Written task → Copy out all the records, word for word.

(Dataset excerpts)
>>>

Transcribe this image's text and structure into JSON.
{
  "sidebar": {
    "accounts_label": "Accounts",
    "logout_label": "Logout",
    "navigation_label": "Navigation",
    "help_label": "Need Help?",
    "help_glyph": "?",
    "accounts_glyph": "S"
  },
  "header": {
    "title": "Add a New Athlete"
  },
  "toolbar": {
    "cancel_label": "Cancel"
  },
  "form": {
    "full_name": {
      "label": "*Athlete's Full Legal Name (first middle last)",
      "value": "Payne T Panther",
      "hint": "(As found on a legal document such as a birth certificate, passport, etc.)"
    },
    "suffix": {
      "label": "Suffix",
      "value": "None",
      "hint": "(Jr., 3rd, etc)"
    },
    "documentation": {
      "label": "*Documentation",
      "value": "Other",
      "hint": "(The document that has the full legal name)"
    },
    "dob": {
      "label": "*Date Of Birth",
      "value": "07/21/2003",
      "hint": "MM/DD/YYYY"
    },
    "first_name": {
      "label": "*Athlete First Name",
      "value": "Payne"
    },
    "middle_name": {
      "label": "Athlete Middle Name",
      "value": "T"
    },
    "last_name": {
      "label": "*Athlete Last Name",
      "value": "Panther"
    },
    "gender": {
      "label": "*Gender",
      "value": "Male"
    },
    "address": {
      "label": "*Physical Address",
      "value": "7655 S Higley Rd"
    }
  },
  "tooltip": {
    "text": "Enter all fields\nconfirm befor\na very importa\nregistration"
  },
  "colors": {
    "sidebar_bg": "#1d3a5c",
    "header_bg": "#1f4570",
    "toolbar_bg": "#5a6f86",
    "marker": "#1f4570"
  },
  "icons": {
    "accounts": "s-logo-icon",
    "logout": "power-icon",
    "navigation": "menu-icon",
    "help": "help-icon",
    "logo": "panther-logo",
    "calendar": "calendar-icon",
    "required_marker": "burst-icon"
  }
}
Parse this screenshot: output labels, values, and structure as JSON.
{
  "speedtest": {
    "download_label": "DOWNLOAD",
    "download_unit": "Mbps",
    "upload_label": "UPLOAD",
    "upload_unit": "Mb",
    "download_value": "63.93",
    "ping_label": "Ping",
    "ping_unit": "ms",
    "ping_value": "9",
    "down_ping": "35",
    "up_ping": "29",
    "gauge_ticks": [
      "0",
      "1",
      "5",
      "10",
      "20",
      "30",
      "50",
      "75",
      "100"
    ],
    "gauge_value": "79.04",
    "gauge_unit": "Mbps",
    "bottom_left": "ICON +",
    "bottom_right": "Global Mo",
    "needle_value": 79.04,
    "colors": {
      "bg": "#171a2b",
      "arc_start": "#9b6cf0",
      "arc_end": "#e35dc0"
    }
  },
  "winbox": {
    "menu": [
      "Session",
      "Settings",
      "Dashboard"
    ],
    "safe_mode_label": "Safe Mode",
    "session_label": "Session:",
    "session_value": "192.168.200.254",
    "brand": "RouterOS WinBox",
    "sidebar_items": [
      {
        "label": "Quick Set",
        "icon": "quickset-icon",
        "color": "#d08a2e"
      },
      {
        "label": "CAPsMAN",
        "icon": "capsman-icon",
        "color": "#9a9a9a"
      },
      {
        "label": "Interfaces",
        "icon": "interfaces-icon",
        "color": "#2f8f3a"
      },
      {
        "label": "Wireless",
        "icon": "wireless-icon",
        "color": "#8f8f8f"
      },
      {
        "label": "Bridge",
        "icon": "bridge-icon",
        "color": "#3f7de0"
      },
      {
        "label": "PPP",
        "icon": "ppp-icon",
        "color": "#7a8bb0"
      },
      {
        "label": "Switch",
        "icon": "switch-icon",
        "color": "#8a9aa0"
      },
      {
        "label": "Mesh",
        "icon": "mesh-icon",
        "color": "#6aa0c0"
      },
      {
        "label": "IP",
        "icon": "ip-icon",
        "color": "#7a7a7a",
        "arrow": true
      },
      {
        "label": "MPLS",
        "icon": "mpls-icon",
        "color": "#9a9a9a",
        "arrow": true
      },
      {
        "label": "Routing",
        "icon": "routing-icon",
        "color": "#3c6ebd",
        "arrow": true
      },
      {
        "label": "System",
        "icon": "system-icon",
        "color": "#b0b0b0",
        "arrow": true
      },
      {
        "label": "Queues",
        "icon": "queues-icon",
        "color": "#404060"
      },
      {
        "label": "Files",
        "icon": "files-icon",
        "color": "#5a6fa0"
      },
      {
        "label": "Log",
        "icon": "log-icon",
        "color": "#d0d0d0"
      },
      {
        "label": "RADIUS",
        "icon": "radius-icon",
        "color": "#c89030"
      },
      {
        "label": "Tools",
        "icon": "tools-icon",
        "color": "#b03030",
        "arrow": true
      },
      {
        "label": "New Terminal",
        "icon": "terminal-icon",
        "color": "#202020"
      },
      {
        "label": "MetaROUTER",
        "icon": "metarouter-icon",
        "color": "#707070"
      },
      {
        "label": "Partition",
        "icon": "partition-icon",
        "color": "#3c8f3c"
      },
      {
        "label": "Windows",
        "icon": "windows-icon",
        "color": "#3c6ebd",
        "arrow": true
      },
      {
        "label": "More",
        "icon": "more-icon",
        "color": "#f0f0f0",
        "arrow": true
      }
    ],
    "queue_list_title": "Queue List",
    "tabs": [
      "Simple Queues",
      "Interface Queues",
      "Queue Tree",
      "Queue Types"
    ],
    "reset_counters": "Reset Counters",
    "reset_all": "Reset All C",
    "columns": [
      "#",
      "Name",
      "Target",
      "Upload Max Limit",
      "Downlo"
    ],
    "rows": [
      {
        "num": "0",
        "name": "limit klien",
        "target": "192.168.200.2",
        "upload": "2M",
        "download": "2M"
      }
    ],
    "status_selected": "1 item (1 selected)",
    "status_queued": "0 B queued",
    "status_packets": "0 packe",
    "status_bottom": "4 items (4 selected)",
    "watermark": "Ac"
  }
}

<<<

Answer to the exercise →
Transcribe this image's text and structure into JSON.
{
  "sidebar": {
    "accounts_label": "Accounts",
    "logout_label": "Logout",
    "navigation_label": "Navigation",
    "help_label": "Need Help?",
    "help_glyph": "?",
    "accounts_glyph": "S"
  },
  "header": {
    "title": "Add a New Athlete"
  },
  "toolbar": {
    "cancel_label": "Cancel"
  },
  "form": {
    "full_name": {
      "label": "*Athlete's Full Legal Name (first middle last)",
      "value": "Payne T Panther",
      "hint": "(As found on a legal document such as a birth certificate, passport, etc.)"
    },
    "suffix": {
      "label": "Suffix",
      "value": "None",
      "hint": "(Jr., 3rd, etc)"
    },
    "documentation": {
      "label": "*Documentation",
      "value": "Other",
      "hint": "(The document that has the full legal name)"
    },
    "dob": {
      "label": "*Date Of Birth",
      "value": "07/21/2003",
      "hint": "MM/DD/YYYY"
    },
    "first_name": {
      "label": "*Athlete First Name",
      "value": "Payne"
    },
    "middle_name": {
      "label": "Athlete Middle Name",
      "value": "T"
    },
    "last_name": {
      "label": "*Athlete Last Name",
      "value": "Panther"
    },
    "gender": {
      "label": "*Gender",
      "value": "Male"
    },
    "address": {
      "label": "*Physical Address",
      "value": "7655 S Higley Rd"
    }
  },
  "tooltip": {
    "text": "Enter all fields\nconfirm befor\na very importa\nregistration"
  },
  "colors": {
    "sidebar_bg": "#1d3a5c",
    "header_bg": "#1f4570",
    "toolbar_bg": "#5a6f86",
    "marker": "#1f4570"
  },
  "icons": {
    "accounts": "s-logo-icon",
    "logout": "power-icon",
    "navigation": "menu-icon",
    "help": "help-icon",
    "logo": "panther-logo",
    "calendar": "calendar-icon",
    "required_marker": "burst-icon"
  }
}
Parse this screenshot: output labels, values, and structure as JSON.
{
  "speedtest": {
    "download_label": "DOWNLOAD",
    "download_unit": "Mbps",
    "upload_label": "UPLOAD",
    "upload_unit": "Mb",
    "download_value": "63.93",
    "ping_label": "Ping",
    "ping_unit": "ms",
    "ping_value": "9",
    "down_ping": "35",
    "up_ping": "29",
    "gauge_ticks": [
      "0",
      "1",
      "5",
      "10",
      "20",
      "30",
      "50",
      "75",
      "100"
    ],
    "gauge_value": "79.04",
    "gauge_unit": "Mbps",
    "bottom_left": "ICON +",
    "bottom_right": "Global Mo",
    "needle_value": 79.04,
    "colors": {
      "bg": "#171a2b",
      "arc_start": "#9b6cf0",
      "arc_end": "#e35dc0"
    }
  },
  "winbox": {
    "menu": [
      "Session",
      "Settings",
      "Dashboard"
    ],
    "safe_mode_label": "Safe Mode",
    "session_label": "Session:",
    "session_value": "192.168.200.254",
    "brand": "RouterOS WinBox",
    "sidebar_items": [
      {
        "label": "Quick Set",
        "icon": "quickset-icon",
        "color": "#d08a2e"
      },
      {
        "label": "CAPsMAN",
        "icon": "capsman-icon",
        "color": "#9a9a9a"
      },
      {
        "label": "Interfaces",
        "icon": "interfaces-icon",
        "color": "#2f8f3a"
      },
      {
        "label": "Wireless",
        "icon": "wireless-icon",
        "color": "#8f8f8f"
      },
      {
        "label": "Bridge",
        "icon": "bridge-icon",
        "color": "#3f7de0"
      },
      {
        "label": "PPP",
        "icon": "ppp-icon",
        "color": "#7a8bb0"
      },
      {
        "label": "Switch",
        "icon": "switch-icon",
        "color": "#8a9aa0"
      },
      {
        "label": "Mesh",
        "icon": "mesh-icon",
        "color": "#6aa0c0"
      },
      {
        "label": "IP",
        "icon": "ip-icon",
        "color": "#7a7a7a",
        "arrow": true
      },
      {
        "label": "MPLS",
        "icon": "mpls-icon",
        "color": "#9a9a9a",
        "arrow": true
      },
      {
        "label": "Routing",
        "icon": "routing-icon",
        "color": "#3c6ebd",
        "arrow": true
      },
      {
        "label": "System",
        "icon": "system-icon",
        "color": "#b0b0b0",
        "arrow": true
      },
      {
        "label": "Queues",
        "icon": "queues-icon",
        "color": "#404060"
      },
      {
        "label": "Files",
        "icon": "files-icon",
        "color": "#5a6fa0"
      },
      {
        "label": "Log",
        "icon": "log-icon",
        "color": "#d0d0d0"
      },
      {
        "label": "RADIUS",
        "icon": "radius-icon",
        "color": "#c89030"
      },
      {
        "label": "Tools",
        "icon": "tools-icon",
        "color": "#b03030",
        "arrow": true
      },
      {
        "label": "New Terminal",
        "icon": "terminal-icon",
        "color": "#202020"
      },
      {
        "label": "MetaROUTER",
        "icon": "metarouter-icon",
        "color": "#707070"
      },
      {
        "label": "Partition",
        "icon": "partition-icon",
        "color": "#3c8f3c"
      },
      {
        "label": "Windows",
        "icon": "windows-icon",
        "color": "#3c6ebd",
        "arrow": true
      },
      {
        "label": "More",
        "icon": "more-icon",
        "color": "#f0f0f0",
        "arrow": true
      }
    ],
    "queue_list_title": "Queue List",
    "tabs": [
      "Simple Queues",
      "Interface Queues",
      "Queue Tree",
      "Queue Types"
    ],
    "reset_counters": "Reset Counters",
    "reset_all": "Reset All C",
    "columns": [
      "#",
      "Name",
      "Target",
      "Upload Max Limit",
      "Downlo"
    ],
    "rows": [
      {
        "num": "0",
        "name": "limit klien",
        "target": "192.168.200.2",
        "upload": "2M",
        "download": "2M"
      }
    ],
    "status_selected": "1 item (1 selected)",
    "status_queued": "0 B queued",
    "status_packets": "0 packe",
    "status_bottom": "4 items (4 selected)",
    "watermark": "Ac"
  }
}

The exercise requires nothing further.